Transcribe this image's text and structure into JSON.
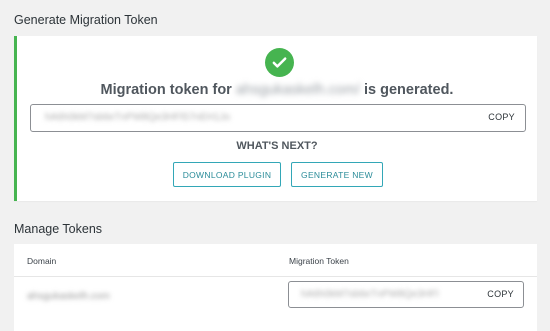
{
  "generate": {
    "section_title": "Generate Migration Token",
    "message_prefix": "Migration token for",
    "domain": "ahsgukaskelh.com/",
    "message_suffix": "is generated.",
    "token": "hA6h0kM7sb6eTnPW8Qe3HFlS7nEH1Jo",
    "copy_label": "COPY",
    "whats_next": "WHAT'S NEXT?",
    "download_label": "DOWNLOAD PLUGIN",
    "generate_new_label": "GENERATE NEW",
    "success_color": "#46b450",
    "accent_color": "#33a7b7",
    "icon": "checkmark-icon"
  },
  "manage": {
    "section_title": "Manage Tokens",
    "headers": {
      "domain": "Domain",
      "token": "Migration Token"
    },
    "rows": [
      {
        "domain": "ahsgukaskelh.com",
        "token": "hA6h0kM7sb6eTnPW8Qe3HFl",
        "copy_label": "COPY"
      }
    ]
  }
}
+++++
*Work required*.
Return all of the data exactly as written, and drop the pictures.

*Response for this exercise*.
Transcribe this image's text and structure into JSON.
{
  "generate": {
    "section_title": "Generate Migration Token",
    "message_prefix": "Migration token for",
    "domain": "ahsgukaskelh.com/",
    "message_suffix": "is generated.",
    "token": "hA6h0kM7sb6eTnPW8Qe3HFlS7nEH1Jo",
    "copy_label": "COPY",
    "whats_next": "WHAT'S NEXT?",
    "download_label": "DOWNLOAD PLUGIN",
    "generate_new_label": "GENERATE NEW",
    "success_color": "#46b450",
    "accent_color": "#33a7b7",
    "icon": "checkmark-icon"
  },
  "manage": {
    "section_title": "Manage Tokens",
    "headers": {
      "domain": "Domain",
      "token": "Migration Token"
    },
    "rows": [
      {
        "domain": "ahsgukaskelh.com",
        "token": "hA6h0kM7sb6eTnPW8Qe3HFl",
        "copy_label": "COPY"
      }
    ]
  }
}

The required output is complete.